> **MATERIAL**

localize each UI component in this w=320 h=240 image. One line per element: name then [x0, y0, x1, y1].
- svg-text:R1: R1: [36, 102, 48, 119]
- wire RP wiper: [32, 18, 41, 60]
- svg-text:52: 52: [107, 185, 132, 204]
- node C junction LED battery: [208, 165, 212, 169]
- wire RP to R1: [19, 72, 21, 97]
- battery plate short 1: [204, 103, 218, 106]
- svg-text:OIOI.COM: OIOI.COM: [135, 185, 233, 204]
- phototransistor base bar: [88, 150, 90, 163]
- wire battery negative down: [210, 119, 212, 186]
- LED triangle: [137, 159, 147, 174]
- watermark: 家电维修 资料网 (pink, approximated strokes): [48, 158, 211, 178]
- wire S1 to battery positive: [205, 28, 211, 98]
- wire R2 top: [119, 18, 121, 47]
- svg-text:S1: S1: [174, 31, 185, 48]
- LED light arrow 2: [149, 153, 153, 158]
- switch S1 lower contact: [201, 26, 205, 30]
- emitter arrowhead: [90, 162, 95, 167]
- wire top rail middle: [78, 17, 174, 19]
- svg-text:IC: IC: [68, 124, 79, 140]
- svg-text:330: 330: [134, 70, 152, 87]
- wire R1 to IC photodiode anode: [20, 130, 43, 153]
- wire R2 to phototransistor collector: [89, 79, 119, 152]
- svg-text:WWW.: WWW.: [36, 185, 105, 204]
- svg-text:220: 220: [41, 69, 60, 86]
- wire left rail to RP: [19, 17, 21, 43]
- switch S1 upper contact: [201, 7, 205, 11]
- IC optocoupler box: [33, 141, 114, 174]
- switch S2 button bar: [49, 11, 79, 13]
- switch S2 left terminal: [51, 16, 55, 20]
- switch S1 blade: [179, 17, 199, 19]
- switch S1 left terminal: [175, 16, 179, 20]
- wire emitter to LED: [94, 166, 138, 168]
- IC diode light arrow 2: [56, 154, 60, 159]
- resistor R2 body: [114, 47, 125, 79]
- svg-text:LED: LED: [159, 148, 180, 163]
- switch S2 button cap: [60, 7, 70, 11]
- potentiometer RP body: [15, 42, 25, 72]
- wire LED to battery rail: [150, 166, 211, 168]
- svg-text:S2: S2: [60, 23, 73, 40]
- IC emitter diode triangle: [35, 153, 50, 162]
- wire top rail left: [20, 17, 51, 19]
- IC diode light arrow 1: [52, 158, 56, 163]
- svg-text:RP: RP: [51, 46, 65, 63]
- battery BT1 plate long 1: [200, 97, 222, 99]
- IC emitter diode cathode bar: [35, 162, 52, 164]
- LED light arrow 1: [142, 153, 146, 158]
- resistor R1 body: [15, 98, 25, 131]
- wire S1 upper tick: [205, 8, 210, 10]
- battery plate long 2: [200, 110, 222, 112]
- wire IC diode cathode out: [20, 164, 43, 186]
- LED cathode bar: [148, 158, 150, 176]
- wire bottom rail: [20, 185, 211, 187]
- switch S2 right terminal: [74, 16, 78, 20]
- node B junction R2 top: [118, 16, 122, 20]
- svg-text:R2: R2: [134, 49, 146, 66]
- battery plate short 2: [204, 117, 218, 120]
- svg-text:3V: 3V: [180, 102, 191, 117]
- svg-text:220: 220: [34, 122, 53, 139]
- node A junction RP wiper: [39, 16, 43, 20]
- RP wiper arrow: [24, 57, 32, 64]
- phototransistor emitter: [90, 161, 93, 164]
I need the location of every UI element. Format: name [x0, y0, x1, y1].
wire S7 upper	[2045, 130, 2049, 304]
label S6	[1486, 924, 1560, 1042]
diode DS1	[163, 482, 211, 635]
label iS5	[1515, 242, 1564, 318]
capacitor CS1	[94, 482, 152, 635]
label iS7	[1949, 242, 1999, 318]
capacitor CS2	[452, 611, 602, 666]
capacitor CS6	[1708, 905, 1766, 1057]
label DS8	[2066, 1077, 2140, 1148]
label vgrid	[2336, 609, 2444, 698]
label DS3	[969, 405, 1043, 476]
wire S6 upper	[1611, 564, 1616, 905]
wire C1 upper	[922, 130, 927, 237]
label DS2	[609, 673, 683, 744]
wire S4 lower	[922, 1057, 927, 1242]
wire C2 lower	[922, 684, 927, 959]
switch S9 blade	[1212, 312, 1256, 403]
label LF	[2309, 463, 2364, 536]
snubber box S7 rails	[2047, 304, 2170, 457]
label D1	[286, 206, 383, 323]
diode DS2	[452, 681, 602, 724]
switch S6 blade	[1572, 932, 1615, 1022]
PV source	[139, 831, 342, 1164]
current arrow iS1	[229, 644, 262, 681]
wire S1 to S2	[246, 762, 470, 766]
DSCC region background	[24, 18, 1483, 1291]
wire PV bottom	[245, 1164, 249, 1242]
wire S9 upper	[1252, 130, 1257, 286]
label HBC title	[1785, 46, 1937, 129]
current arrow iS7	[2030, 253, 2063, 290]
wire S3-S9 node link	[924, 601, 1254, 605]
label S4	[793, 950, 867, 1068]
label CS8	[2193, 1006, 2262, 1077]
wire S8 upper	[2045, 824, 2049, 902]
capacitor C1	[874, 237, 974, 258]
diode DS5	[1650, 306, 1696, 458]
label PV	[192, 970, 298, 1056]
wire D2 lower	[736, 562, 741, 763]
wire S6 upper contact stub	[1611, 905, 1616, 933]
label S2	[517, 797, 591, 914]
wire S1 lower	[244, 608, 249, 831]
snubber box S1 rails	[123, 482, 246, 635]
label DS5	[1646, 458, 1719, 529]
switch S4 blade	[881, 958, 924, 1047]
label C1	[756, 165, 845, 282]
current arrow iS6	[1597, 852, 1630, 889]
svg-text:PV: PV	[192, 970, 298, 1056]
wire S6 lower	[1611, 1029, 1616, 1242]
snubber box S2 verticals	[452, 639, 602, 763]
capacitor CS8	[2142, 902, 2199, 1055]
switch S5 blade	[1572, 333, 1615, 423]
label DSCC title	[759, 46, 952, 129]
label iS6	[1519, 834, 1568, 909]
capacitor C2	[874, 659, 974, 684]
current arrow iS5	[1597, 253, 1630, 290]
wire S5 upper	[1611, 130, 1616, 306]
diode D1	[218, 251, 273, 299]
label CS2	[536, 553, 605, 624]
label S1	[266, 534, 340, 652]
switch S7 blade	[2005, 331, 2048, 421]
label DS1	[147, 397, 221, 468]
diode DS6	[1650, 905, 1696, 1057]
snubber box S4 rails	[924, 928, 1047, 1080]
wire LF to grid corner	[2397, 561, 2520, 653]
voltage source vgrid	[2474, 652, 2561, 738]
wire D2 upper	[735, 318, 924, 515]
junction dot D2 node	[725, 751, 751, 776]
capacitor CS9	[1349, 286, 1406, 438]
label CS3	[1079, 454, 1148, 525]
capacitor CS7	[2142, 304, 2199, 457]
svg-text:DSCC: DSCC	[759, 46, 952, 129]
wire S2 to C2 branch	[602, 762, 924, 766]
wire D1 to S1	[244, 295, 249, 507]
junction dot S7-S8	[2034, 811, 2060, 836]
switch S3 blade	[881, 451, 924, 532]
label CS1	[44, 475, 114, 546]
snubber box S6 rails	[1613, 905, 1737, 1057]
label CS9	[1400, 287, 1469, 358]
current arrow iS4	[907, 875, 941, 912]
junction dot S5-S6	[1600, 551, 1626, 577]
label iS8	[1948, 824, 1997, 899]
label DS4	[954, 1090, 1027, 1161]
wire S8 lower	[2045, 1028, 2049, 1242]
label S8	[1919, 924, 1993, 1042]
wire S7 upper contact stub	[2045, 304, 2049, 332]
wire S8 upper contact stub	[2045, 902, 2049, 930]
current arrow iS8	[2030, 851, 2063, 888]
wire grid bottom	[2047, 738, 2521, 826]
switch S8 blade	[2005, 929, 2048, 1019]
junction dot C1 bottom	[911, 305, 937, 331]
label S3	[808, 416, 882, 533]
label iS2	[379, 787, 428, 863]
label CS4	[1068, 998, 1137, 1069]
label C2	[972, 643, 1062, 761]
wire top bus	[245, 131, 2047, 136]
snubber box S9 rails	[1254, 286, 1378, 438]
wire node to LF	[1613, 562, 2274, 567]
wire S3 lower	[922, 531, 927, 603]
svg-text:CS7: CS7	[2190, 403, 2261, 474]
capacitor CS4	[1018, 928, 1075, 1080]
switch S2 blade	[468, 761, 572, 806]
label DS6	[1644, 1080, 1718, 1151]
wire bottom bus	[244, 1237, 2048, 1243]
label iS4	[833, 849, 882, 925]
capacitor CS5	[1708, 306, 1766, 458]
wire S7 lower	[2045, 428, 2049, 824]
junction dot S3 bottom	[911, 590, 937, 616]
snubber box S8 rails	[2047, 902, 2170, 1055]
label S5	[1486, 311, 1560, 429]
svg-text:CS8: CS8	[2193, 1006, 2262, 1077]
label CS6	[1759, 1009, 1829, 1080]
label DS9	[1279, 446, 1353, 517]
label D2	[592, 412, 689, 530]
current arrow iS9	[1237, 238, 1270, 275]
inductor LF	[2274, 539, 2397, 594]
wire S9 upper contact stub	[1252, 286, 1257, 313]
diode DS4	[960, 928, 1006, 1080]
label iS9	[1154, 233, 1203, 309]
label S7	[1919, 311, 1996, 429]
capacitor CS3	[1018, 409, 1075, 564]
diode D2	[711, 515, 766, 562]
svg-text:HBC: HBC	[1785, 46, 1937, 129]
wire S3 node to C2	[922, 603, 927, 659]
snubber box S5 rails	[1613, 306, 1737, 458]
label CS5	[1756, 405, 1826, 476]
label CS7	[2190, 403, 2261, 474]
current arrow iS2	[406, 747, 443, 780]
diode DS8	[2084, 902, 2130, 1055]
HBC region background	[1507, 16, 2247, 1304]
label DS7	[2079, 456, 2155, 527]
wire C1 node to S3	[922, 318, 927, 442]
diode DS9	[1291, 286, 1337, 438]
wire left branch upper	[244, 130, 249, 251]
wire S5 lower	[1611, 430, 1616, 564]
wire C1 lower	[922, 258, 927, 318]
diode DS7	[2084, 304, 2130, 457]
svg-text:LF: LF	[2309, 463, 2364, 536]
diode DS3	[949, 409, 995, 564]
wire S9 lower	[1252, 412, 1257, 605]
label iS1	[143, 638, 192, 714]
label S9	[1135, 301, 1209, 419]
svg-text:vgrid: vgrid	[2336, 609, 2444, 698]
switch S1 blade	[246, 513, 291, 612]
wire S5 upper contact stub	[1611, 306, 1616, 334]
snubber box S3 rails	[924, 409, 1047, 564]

> **WHAT THE TASK ASKS**
Please recast the part of the listing from its first line through the line containing "- battery BT1", both ends included, as a Markdown table. Use a Row column for the row number and a Line column for each line, and leave out blank lines.

> **SOLUTION TO THE PROBLEM**
| Row | Line |
|---|---|
| 1 | localize each UI component in this w=320 h=240 image. One line per element: name then [x0, y0, x1, y1]. |
| 2 | - svg-text:R1: R1: [36, 102, 48, 119] |
| 3 | - wire RP wiper: [32, 18, 41, 60] |
| 4 | - svg-text:52: 52: [107, 185, 132, 204] |
| 5 | - node C junction LED battery: [208, 165, 212, 169] |
| 6 | - wire RP to R1: [19, 72, 21, 97] |
| 7 | - battery plate short 1: [204, 103, 218, 106] |
| 8 | - svg-text:OIOI.COM: OIOI.COM: [135, 185, 233, 204] |
| 9 | - phototransistor base bar: [88, 150, 90, 163] |
| 10 | - wire battery negative down: [210, 119, 212, 186] |
| 11 | - LED triangle: [137, 159, 147, 174] |
| 12 | - watermark: 家电维修 资料网 (pink, approximated strokes): [48, 158, 211, 178] |
| 13 | - wire S1 to battery positive: [205, 28, 211, 98] |
| 14 | - wire R2 top: [119, 18, 121, 47] |
| 15 | - svg-text:S1: S1: [174, 31, 185, 48] |
| 16 | - LED light arrow 2: [149, 153, 153, 158] |
| 17 | - switch S1 lower contact: [201, 26, 205, 30] |
| 18 | - emitter arrowhead: [90, 162, 95, 167] |
| 19 | - wire top rail middle: [78, 17, 174, 19] |
| 20 | - svg-text:IC: IC: [68, 124, 79, 140] |
| 21 | - svg-text:330: 330: [134, 70, 152, 87] |
| 22 | - wire R1 to IC photodiode anode: [20, 130, 43, 153] |
| 23 | - wire R2 to phototransistor collector: [89, 79, 119, 152] |
| 24 | - svg-text:WWW.: WWW.: [36, 185, 105, 204] |
| 25 | - svg-text:220: 220: [41, 69, 60, 86] |
| 26 | - wire left rail to RP: [19, 17, 21, 43] |
| 27 | - switch S1 upper contact: [201, 7, 205, 11] |
| 28 | - IC optocoupler box: [33, 141, 114, 174] |
| 29 | - switch S2 button bar: [49, 11, 79, 13] |
| 30 | - switch S2 left terminal: [51, 16, 55, 20] |
| 31 | - switch S1 blade: [179, 17, 199, 19] |
| 32 | - switch S1 left terminal: [175, 16, 179, 20] |
| 33 | - wire emitter to LED: [94, 166, 138, 168] |
| 34 | - IC diode light arrow 2: [56, 154, 60, 159] |
| 35 | - resistor R2 body: [114, 47, 125, 79] |
| 36 | - svg-text:LED: LED: [159, 148, 180, 163] |
| 37 | - switch S2 button cap: [60, 7, 70, 11] |
| 38 | - potentiometer RP body: [15, 42, 25, 72] |
| 39 | - wire LED to battery rail: [150, 166, 211, 168] |
| 40 | - svg-text:S2: S2: [60, 23, 73, 40] |
| 41 | - IC emitter diode triangle: [35, 153, 50, 162] |
| 42 | - wire top rail left: [20, 17, 51, 19] |
| 43 | - IC diode light arrow 1: [52, 158, 56, 163] |
| 44 | - svg-text:RP: RP: [51, 46, 65, 63] |
| 45 | - battery BT1 plate long 1: [200, 97, 222, 99] |